Reading passage =>
In recent hours, a climate of uncertainty has surrounded millions of Instagram users, trapped in a complex back-and-forth between the social media giant and cybersecurity experts.
The central issue revolves around an abnormal surge of password reset emails received by numerous users, a phenomenon that immediately raised fears of a large-scale data breach.
Meta, the parent company of Instagram, has stepped in to confirm the existence of a technical fault in its service, but has categorically denied that such a disruption led to theft of personal information, effectively denying the alarming statements spread by third parties.
Instagram: problems with password reset requests but no data theft
Everything began when several users started reporting receipt of official emails from Instagram inviting them to reset their login credentials, even though they had not requested it. The situation had become so serious that it forced the company to break its silence.
Last Saturday, through a post published curiously on X (the former Twitter) rather than on its own platforms such as Threads or Instagram itself, the company admitted the incident. In the statement, the company explained that it had fixed a problem that allowed an external party to trigger password reset emails for some users.
The Instagram message aims to reassure the user base, explicitly stating that there has been no internal systems breach and that accounts remain secure.
The directive given to users was simple and direct: ignore those emails, apologizing for the confusion caused.
However, the brief nature of the statement and the lack of specific details about who this “external party” was or the technical nature of the bug left room for conflicting interpretations and growing concerns.
Malwarebytes’ warning
The reassurance from Meta clashes head-on with a much more alarming report released last Friday by Malwarebytes, a well-known cybersecurity software provider.
In a post on the Bluesky social platform, Malwarebytes shared a screenshot of one of the incriminated reset emails, accompanying it with a statement that paints a far more serious scenario than a simple technical glitch.
According to the security company, cybercriminals would have stolen the sensitive information of as many as 17.5 million Instagram accounts.

Activity 1 => Decide whether each statement agrees with the Instagram article: (a) Meta posted its statement about the incident on Threads. (b) Malwarebytes shared its report on Bluesky. (c) Users were told to ignore the reset emails. For each, answer yes or no and quote the words of the article that settle it.
Activity 2 => According to the Instagram article, how many Instagram accounts did Malwarebytes say cybercriminals had stolen information from?
Activity 3 => Please reproduce the Instagram article word for word from "Last Saturday, through" to "the confusion caused.".

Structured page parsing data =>
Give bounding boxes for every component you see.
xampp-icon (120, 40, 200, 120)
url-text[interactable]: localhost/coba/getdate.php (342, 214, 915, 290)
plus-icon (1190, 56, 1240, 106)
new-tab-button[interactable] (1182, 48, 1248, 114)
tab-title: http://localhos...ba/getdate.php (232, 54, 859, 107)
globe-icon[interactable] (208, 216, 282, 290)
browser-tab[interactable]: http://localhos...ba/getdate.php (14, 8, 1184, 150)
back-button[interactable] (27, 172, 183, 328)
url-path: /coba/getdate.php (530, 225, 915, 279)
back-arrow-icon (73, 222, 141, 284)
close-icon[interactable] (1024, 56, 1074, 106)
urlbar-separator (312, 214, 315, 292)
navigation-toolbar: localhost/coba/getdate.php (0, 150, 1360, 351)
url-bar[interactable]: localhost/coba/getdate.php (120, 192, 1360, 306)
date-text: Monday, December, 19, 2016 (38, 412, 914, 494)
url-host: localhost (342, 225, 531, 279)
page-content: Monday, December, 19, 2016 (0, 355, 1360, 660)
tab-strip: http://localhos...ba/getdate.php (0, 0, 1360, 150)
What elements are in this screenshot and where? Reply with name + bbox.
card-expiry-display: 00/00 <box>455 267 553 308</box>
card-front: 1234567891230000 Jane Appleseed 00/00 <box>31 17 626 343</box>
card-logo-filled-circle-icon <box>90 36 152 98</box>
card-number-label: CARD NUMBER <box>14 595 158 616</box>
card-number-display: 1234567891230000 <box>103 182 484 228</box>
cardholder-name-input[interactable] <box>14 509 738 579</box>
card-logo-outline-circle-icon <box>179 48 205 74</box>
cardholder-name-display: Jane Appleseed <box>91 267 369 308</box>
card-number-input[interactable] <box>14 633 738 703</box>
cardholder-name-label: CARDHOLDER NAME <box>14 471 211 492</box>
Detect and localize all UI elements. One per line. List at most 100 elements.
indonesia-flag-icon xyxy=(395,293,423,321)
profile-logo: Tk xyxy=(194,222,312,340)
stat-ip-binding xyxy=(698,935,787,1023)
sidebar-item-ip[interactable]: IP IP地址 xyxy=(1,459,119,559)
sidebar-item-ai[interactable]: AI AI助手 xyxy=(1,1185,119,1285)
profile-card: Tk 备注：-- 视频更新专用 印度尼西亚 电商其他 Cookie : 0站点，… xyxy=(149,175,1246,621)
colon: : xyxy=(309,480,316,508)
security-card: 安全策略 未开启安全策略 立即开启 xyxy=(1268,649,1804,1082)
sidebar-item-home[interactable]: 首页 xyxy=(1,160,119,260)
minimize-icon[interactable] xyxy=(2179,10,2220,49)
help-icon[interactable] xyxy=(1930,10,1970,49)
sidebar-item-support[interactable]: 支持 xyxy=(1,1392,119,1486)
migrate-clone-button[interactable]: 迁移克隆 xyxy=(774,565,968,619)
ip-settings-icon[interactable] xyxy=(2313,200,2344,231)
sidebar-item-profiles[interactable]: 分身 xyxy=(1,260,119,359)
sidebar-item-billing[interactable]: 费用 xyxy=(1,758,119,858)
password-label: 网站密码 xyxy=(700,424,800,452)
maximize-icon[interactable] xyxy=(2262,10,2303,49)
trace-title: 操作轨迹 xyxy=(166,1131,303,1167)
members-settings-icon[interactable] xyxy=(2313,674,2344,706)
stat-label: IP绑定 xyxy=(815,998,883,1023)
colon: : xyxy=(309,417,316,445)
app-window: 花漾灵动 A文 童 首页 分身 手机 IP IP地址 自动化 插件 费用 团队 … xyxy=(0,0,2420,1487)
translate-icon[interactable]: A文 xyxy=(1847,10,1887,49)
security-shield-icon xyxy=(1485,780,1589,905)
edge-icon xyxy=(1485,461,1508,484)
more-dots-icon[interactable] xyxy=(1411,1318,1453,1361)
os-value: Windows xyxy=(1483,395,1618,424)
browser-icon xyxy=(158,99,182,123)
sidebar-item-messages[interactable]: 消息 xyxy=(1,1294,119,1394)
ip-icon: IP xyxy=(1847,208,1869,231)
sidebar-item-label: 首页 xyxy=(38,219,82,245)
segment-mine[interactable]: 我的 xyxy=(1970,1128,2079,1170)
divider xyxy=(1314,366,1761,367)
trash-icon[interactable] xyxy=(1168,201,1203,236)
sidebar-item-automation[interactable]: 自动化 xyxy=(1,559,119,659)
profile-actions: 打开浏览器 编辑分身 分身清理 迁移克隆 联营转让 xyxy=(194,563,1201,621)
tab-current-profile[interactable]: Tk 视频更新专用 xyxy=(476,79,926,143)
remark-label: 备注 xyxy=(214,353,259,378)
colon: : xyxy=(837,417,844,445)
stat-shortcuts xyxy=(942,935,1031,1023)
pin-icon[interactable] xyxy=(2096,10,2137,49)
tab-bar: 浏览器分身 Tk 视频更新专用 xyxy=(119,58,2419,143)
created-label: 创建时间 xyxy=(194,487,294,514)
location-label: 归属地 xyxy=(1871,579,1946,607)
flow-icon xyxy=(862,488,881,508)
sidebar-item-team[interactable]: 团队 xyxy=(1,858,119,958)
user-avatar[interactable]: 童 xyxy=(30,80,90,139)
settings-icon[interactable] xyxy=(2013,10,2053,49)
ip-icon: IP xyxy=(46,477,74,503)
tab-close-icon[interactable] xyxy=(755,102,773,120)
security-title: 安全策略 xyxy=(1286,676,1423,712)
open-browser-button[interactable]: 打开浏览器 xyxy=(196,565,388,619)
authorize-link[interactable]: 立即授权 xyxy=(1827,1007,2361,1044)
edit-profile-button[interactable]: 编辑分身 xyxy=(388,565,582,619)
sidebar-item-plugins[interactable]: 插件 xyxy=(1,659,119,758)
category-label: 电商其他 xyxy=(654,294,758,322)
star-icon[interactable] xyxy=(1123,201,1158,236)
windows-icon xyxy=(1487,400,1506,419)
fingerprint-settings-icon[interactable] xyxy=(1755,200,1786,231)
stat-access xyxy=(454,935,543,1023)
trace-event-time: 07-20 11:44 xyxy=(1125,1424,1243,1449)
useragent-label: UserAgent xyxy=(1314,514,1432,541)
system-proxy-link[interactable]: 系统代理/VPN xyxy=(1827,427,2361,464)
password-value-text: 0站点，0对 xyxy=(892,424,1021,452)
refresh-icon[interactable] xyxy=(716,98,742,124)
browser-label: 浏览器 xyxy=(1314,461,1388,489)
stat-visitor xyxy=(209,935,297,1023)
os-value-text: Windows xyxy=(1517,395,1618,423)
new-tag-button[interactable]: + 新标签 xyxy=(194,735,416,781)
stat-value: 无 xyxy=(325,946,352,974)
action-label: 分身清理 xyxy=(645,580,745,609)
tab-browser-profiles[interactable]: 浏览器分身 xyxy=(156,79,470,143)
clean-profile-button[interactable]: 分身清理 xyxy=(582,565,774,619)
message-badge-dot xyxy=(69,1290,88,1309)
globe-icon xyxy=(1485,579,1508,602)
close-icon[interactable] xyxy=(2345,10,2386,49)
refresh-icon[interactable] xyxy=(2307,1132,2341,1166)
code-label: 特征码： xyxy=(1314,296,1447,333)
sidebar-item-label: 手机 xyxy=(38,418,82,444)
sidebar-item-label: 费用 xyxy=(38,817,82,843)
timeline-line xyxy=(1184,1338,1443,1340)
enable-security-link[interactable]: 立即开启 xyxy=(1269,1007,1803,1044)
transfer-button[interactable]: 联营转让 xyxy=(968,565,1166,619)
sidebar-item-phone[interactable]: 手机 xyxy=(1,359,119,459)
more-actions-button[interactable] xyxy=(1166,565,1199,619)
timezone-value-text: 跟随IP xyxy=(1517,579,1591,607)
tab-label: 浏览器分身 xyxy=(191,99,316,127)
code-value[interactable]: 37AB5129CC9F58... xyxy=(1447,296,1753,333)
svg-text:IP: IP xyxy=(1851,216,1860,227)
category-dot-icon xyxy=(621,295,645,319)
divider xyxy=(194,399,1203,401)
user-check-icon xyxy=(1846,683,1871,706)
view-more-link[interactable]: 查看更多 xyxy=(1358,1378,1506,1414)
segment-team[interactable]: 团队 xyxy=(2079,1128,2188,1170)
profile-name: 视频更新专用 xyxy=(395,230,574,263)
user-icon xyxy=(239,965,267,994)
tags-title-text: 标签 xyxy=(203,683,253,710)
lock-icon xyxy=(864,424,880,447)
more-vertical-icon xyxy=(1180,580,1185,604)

Written answer 1 =>
(a) No: "through a post published curiously on X (the former Twitter) rather than on its own platforms such as Threads or Instagram itself"
(b) Yes: "In a post on the Bluesky social platform, Malwarebytes shared a screenshot of one of the incriminated reset emails"
(c) Yes: "The directive given to users was simple and direct: ignore those emails"

Written answer 2 => As many as 17.5 million accounts.

Written answer 3 =>
Last Saturday, through a post published curiously on X (the former Twitter) rather than on its own platforms such as Threads or Instagram itself, the company admitted the incident. In the statement, the company explained that it had fixed a problem that allowed an external party to trigger password reset emails for some users.
The Instagram message aims to reassure the user base, explicitly stating that there has been no internal systems breach and that accounts remain secure.
The directive given to users was simple and direct: ignore those emails, apologizing for the confusion caused.